* What you have to do
Transcribe the records below in full; pictures stay out of the copy.

* Working data
= = = =
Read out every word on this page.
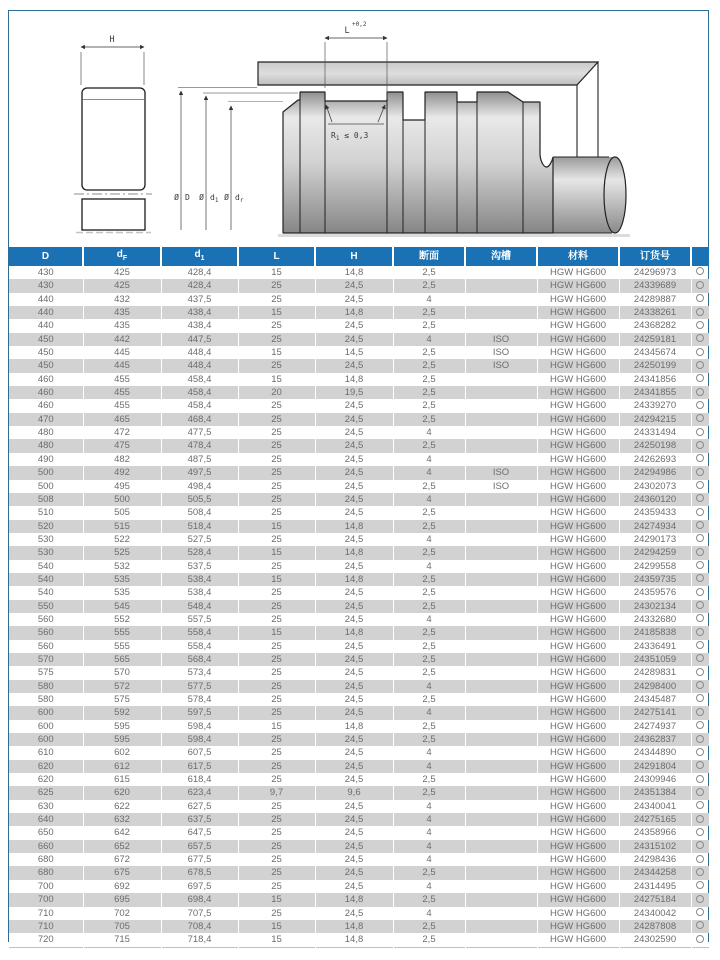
H
L
+0,2
$R_1 \le 0,3$
Ø D Ø $d_1$ Ø $d_r$
D	$d_F$	$d_1$	L	H	断面	沟槽	材料	订货号	
430	425	428,4	15	14,8	2,5		HGW HG600	24296973	
430	425	428,4	25	24,5	2,5		HGW HG600	24339689	
440	432	437,5	25	24,5	4		HGW HG600	24289887	
440	435	438,4	15	14,8	2,5		HGW HG600	24338261	
440	435	438,4	25	24,5	2,5		HGW HG600	24368282	
450	442	447,5	25	24,5	4	ISO	HGW HG600	24259181	
450	445	448,4	15	14,5	2,5	ISO	HGW HG600	24345674	
450	445	448,4	25	24,5	2,5	ISO	HGW HG600	24250199	
460	455	458,4	15	14,8	2,5		HGW HG600	24341856	
460	455	458,4	20	19,5	2,5		HGW HG600	24341855	
460	455	458,4	25	24,5	2,5		HGW HG600	24339270	
470	465	468,4	25	24,5	2,5		HGW HG600	24294215	
480	472	477,5	25	24,5	4		HGW HG600	24331494	
480	475	478,4	25	24,5	2,5		HGW HG600	24250198	
490	482	487,5	25	24,5	4		HGW HG600	24262693	
500	492	497,5	25	24,5	4	ISO	HGW HG600	24294986	
500	495	498,4	25	24,5	2,5	ISO	HGW HG600	24302073	
508	500	505,5	25	24,5	4		HGW HG600	24360120	
510	505	508,4	25	24,5	2,5		HGW HG600	24359433	
520	515	518,4	15	14,8	2,5		HGW HG600	24274934	
530	522	527,5	25	24,5	4		HGW HG600	24290173	
530	525	528,4	15	14,8	2,5		HGW HG600	24294259	
540	532	537,5	25	24,5	4		HGW HG600	24299558	
540	535	538,4	15	14,8	2,5		HGW HG600	24359735	
540	535	538,4	25	24,5	2,5		HGW HG600	24359576	
550	545	548,4	25	24,5	2,5		HGW HG600	24302134	
560	552	557,5	25	24,5	4		HGW HG600	24332680	
560	555	558,4	15	14,8	2,5		HGW HG600	24185838	
560	555	558,4	25	24,5	2,5		HGW HG600	24336491	
570	565	568,4	25	24,5	2,5		HGW HG600	24351059	
575	570	573,4	25	24,5	2,5		HGW HG600	24289831	
580	572	577,5	25	24,5	4		HGW HG600	24298400	
580	575	578,4	25	24,5	2,5		HGW HG600	24345487	
600	592	597,5	25	24,5	4		HGW HG600	24275141	
600	595	598,4	15	14,8	2,5		HGW HG600	24274937	
600	595	598,4	25	24,5	2,5		HGW HG600	24362837	
610	602	607,5	25	24,5	4		HGW HG600	24344890	
620	612	617,5	25	24,5	4		HGW HG600	24291804	
620	615	618,4	25	24,5	2,5		HGW HG600	24309946	
625	620	623,4	9,7	9,6	2,5		HGW HG600	24351384	
630	622	627,5	25	24,5	4		HGW HG600	24340041	
640	632	637,5	25	24,5	4		HGW HG600	24275165	
650	642	647,5	25	24,5	4		HGW HG600	24358966	
660	652	657,5	25	24,5	4		HGW HG600	24315102	
680	672	677,5	25	24,5	4		HGW HG600	24298436	
680	675	678,5	25	24,5	2,5		HGW HG600	24344258	
700	692	697,5	25	24,5	4		HGW HG600	24314495	
700	695	698,4	15	14,8	2,5		HGW HG600	24275184	
710	702	707,5	25	24,5	4		HGW HG600	24340042	
710	705	708,4	15	14,8	2,5		HGW HG600	24287808	
720	715	718,4	15	14,8	2,5		HGW HG600	24302590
= = = =
* Answer for this exercise
Read out every word on this page.
H
L
+0,2
$R_1 \le 0,3$
Ø D Ø $d_1$ Ø $d_r$
D	$d_F$	$d_1$	L	H	断面	沟槽	材料	订货号	
430	425	428,4	15	14,8	2,5		HGW HG600	24296973	
430	425	428,4	25	24,5	2,5		HGW HG600	24339689	
440	432	437,5	25	24,5	4		HGW HG600	24289887	
440	435	438,4	15	14,8	2,5		HGW HG600	24338261	
440	435	438,4	25	24,5	2,5		HGW HG600	24368282	
450	442	447,5	25	24,5	4	ISO	HGW HG600	24259181	
450	445	448,4	15	14,5	2,5	ISO	HGW HG600	24345674	
450	445	448,4	25	24,5	2,5	ISO	HGW HG600	24250199	
460	455	458,4	15	14,8	2,5		HGW HG600	24341856	
460	455	458,4	20	19,5	2,5		HGW HG600	24341855	
460	455	458,4	25	24,5	2,5		HGW HG600	24339270	
470	465	468,4	25	24,5	2,5		HGW HG600	24294215	
480	472	477,5	25	24,5	4		HGW HG600	24331494	
480	475	478,4	25	24,5	2,5		HGW HG600	24250198	
490	482	487,5	25	24,5	4		HGW HG600	24262693	
500	492	497,5	25	24,5	4	ISO	HGW HG600	24294986	
500	495	498,4	25	24,5	2,5	ISO	HGW HG600	24302073	
508	500	505,5	25	24,5	4		HGW HG600	24360120	
510	505	508,4	25	24,5	2,5		HGW HG600	24359433	
520	515	518,4	15	14,8	2,5		HGW HG600	24274934	
530	522	527,5	25	24,5	4		HGW HG600	24290173	
530	525	528,4	15	14,8	2,5		HGW HG600	24294259	
540	532	537,5	25	24,5	4		HGW HG600	24299558	
540	535	538,4	15	14,8	2,5		HGW HG600	24359735	
540	535	538,4	25	24,5	2,5		HGW HG600	24359576	
550	545	548,4	25	24,5	2,5		HGW HG600	24302134	
560	552	557,5	25	24,5	4		HGW HG600	24332680	
560	555	558,4	15	14,8	2,5		HGW HG600	24185838	
560	555	558,4	25	24,5	2,5		HGW HG600	24336491	
570	565	568,4	25	24,5	2,5		HGW HG600	24351059	
575	570	573,4	25	24,5	2,5		HGW HG600	24289831	
580	572	577,5	25	24,5	4		HGW HG600	24298400	
580	575	578,4	25	24,5	2,5		HGW HG600	24345487	
600	592	597,5	25	24,5	4		HGW HG600	24275141	
600	595	598,4	15	14,8	2,5		HGW HG600	24274937	
600	595	598,4	25	24,5	2,5		HGW HG600	24362837	
610	602	607,5	25	24,5	4		HGW HG600	24344890	
620	612	617,5	25	24,5	4		HGW HG600	24291804	
620	615	618,4	25	24,5	2,5		HGW HG600	24309946	
625	620	623,4	9,7	9,6	2,5		HGW HG600	24351384	
630	622	627,5	25	24,5	4		HGW HG600	24340041	
640	632	637,5	25	24,5	4		HGW HG600	24275165	
650	642	647,5	25	24,5	4		HGW HG600	24358966	
660	652	657,5	25	24,5	4		HGW HG600	24315102	
680	672	677,5	25	24,5	4		HGW HG600	24298436	
680	675	678,5	25	24,5	2,5		HGW HG600	24344258	
700	692	697,5	25	24,5	4		HGW HG600	24314495	
700	695	698,4	15	14,8	2,5		HGW HG600	24275184	
710	702	707,5	25	24,5	4		HGW HG600	24340042	
710	705	708,4	15	14,8	2,5		HGW HG600	24287808	
720	715	718,4	15	14,8	2,5		HGW HG600	24302590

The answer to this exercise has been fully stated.